TASK TO CARRY OUT: Every entry is to be printed again precisely as given.

[Document page transcription items]
>>>>

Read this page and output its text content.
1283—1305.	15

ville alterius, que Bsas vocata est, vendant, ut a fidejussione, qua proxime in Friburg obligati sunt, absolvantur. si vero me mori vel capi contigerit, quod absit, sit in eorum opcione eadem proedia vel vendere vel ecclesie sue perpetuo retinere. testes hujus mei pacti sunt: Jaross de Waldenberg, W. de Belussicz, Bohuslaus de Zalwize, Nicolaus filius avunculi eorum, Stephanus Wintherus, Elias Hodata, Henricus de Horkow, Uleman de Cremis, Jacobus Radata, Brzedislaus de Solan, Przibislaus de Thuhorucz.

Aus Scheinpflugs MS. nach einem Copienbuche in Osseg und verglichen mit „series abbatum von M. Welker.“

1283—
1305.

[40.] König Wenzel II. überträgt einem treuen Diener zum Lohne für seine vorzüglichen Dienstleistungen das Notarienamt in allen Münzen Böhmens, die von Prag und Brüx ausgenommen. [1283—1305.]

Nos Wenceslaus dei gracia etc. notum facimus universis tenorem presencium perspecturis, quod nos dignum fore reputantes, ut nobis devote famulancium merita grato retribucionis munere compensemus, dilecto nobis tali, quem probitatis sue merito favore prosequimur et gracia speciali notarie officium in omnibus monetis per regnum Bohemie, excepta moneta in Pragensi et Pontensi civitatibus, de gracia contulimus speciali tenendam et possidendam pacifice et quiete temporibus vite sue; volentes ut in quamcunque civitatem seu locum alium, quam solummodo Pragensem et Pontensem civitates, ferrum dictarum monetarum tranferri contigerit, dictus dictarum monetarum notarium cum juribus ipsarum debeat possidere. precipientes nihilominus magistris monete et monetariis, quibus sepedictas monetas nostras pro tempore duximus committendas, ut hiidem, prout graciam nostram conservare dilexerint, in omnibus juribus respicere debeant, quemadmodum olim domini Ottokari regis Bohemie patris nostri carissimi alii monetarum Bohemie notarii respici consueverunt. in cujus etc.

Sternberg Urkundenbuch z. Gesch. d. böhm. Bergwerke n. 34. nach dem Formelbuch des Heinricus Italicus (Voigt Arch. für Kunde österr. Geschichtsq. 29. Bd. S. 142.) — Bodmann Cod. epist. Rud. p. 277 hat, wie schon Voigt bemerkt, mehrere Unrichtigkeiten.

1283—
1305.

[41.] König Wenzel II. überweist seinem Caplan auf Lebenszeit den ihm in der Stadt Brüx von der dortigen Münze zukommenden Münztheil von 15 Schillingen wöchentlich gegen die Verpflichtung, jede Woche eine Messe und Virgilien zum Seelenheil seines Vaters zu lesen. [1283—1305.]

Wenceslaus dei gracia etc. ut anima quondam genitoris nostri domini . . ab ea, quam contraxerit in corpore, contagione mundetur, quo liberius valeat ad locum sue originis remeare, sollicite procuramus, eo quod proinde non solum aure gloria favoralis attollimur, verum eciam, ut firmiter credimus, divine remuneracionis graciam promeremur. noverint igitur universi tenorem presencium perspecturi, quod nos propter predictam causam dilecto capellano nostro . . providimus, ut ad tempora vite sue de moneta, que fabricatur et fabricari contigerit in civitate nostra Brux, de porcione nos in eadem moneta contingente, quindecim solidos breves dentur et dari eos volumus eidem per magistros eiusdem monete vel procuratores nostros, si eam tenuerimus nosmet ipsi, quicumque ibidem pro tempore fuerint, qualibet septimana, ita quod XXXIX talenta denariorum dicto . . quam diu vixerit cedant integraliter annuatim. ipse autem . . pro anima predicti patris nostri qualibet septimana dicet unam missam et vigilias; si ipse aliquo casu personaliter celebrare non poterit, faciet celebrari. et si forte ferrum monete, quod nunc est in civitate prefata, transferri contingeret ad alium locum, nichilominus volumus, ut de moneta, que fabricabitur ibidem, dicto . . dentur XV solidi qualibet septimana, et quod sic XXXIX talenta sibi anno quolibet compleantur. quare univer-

<<<<

TASK RESPONSE:
Read this page and output its text content.
1283—1305.	15

ville alterius, que Bsas vocata est, vendant, ut a fidejussione, qua proxime in Friburg obligati sunt, absolvantur. si vero me mori vel capi contigerit, quod absit, sit in eorum opcione eadem proedia vel vendere vel ecclesie sue perpetuo retinere. testes hujus mei pacti sunt: Jaross de Waldenberg, W. de Belussicz, Bohuslaus de Zalwize, Nicolaus filius avunculi eorum, Stephanus Wintherus, Elias Hodata, Henricus de Horkow, Uleman de Cremis, Jacobus Radata, Brzedislaus de Solan, Przibislaus de Thuhorucz.

Aus Scheinpflugs MS. nach einem Copienbuche in Osseg und verglichen mit „series abbatum von M. Welker.“

1283—
1305.

[40.] König Wenzel II. überträgt einem treuen Diener zum Lohne für seine vorzüglichen Dienstleistungen das Notarienamt in allen Münzen Böhmens, die von Prag und Brüx ausgenommen. [1283—1305.]

Nos Wenceslaus dei gracia etc. notum facimus universis tenorem presencium perspecturis, quod nos dignum fore reputantes, ut nobis devote famulancium merita grato retribucionis munere compensemus, dilecto nobis tali, quem probitatis sue merito favore prosequimur et gracia speciali notarie officium in omnibus monetis per regnum Bohemie, excepta moneta in Pragensi et Pontensi civitatibus, de gracia contulimus speciali tenendam et possidendam pacifice et quiete temporibus vite sue; volentes ut in quamcunque civitatem seu locum alium, quam solummodo Pragensem et Pontensem civitates, ferrum dictarum monetarum tranferri contigerit, dictus dictarum monetarum notarium cum juribus ipsarum debeat possidere. precipientes nihilominus magistris monete et monetariis, quibus sepedictas monetas nostras pro tempore duximus committendas, ut hiidem, prout graciam nostram conservare dilexerint, in omnibus juribus respicere debeant, quemadmodum olim domini Ottokari regis Bohemie patris nostri carissimi alii monetarum Bohemie notarii respici consueverunt. in cujus etc.

Sternberg Urkundenbuch z. Gesch. d. böhm. Bergwerke n. 34. nach dem Formelbuch des Heinricus Italicus (Voigt Arch. für Kunde österr. Geschichtsq. 29. Bd. S. 142.) — Bodmann Cod. epist. Rud. p. 277 hat, wie schon Voigt bemerkt, mehrere Unrichtigkeiten.

1283—
1305.

[41.] König Wenzel II. überweist seinem Caplan auf Lebenszeit den ihm in der Stadt Brüx von der dortigen Münze zukommenden Münztheil von 15 Schillingen wöchentlich gegen die Verpflichtung, jede Woche eine Messe und Virgilien zum Seelenheil seines Vaters zu lesen. [1283—1305.]

Wenceslaus dei gracia etc. ut anima quondam genitoris nostri domini . . ab ea, quam contraxerit in corpore, contagione mundetur, quo liberius valeat ad locum sue originis remeare, sollicite procuramus, eo quod proinde non solum aure gloria favoralis attollimur, verum eciam, ut firmiter credimus, divine remuneracionis graciam promeremur. noverint igitur universi tenorem presencium perspecturi, quod nos propter predictam causam dilecto capellano nostro . . providimus, ut ad tempora vite sue de moneta, que fabricatur et fabricari contigerit in civitate nostra Brux, de porcione nos in eadem moneta contingente, quindecim solidos breves dentur et dari eos volumus eidem per magistros eiusdem monete vel procuratores nostros, si eam tenuerimus nosmet ipsi, quicumque ibidem pro tempore fuerint, qualibet septimana, ita quod XXXIX talenta denariorum dicto . . quam diu vixerit cedant integraliter annuatim. ipse autem . . pro anima predicti patris nostri qualibet septimana dicet unam missam et vigilias; si ipse aliquo casu personaliter celebrare non poterit, faciet celebrari. et si forte ferrum monete, quod nunc est in civitate prefata, transferri contingeret ad alium locum, nichilominus volumus, ut de moneta, que fabricabitur ibidem, dicto . . dentur XV solidi qualibet septimana, et quod sic XXXIX talenta sibi anno quolibet compleantur. quare univer-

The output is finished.